:: PROVIDED INFORMATION ::
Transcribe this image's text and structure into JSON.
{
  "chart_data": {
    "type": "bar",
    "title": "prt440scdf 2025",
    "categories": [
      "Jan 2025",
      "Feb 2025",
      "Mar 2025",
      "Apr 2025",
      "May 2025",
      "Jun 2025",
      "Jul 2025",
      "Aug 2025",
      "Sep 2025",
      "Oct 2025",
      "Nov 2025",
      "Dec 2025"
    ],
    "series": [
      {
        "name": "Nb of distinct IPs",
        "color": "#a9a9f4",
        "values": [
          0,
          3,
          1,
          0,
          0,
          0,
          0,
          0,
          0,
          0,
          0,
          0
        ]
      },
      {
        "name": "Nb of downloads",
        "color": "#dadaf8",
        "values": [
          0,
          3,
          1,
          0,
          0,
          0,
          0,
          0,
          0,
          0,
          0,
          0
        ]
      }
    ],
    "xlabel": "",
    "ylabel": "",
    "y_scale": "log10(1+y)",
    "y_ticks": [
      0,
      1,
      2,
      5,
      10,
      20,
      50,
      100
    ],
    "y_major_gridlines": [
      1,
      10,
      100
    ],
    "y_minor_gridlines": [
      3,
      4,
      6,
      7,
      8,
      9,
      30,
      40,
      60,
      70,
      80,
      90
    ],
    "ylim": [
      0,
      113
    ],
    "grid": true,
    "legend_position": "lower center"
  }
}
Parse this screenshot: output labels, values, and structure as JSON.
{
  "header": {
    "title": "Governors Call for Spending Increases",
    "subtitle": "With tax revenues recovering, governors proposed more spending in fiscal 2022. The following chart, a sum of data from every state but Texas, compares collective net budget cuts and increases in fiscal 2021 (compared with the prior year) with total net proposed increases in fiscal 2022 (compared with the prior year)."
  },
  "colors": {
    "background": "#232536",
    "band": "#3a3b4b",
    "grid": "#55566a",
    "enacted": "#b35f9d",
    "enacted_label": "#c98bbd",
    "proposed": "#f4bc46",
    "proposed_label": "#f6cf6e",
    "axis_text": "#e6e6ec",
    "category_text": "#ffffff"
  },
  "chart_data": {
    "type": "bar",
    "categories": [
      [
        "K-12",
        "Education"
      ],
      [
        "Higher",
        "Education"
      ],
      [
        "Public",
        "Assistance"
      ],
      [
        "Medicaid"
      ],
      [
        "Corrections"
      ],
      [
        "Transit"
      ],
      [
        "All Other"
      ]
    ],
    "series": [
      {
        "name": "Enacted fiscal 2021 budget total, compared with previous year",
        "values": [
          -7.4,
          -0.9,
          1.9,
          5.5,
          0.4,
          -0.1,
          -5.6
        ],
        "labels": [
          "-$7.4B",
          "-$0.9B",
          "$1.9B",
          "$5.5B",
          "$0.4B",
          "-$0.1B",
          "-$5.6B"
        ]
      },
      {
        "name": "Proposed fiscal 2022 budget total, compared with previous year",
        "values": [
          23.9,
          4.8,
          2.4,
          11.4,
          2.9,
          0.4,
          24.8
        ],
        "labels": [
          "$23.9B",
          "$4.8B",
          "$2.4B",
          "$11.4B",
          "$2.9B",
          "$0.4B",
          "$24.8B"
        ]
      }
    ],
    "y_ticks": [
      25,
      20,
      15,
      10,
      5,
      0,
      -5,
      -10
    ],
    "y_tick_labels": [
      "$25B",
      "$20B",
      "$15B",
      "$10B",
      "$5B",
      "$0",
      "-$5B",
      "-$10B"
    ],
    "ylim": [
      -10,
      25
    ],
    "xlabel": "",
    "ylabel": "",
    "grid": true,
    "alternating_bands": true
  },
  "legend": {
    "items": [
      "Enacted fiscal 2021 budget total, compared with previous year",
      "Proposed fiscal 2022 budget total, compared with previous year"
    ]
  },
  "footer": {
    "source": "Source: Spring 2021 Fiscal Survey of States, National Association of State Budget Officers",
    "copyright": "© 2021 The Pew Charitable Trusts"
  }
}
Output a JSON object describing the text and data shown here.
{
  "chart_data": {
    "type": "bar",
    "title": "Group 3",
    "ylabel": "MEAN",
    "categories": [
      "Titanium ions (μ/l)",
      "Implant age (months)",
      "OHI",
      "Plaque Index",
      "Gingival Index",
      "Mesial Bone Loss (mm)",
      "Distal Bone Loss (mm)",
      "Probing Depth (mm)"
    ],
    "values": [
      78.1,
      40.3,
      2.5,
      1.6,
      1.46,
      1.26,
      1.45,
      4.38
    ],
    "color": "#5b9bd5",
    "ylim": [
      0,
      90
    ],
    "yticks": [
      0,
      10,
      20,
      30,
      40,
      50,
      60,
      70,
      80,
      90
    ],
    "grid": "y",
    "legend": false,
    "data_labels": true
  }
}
:::
Look through the data and gather every line with the string "total" in it.

    "subtitle": "With tax revenues recovering, governors proposed more spending in fiscal 2022. The following chart, a sum of data from every state but Texas, compares collective net budget cuts and increases in fiscal 2021 (compared with the prior year) with total net proposed increases in fiscal 2022 (compared with the prior year)."
        "name": "Enacted fiscal 2021 budget total, compared with previous year",
        "name": "Proposed fiscal 2022 budget total, compared with previous year",
      "Enacted fiscal 2021 budget total, compared with previous year",
      "Proposed fiscal 2022 budget total, compared with previous year"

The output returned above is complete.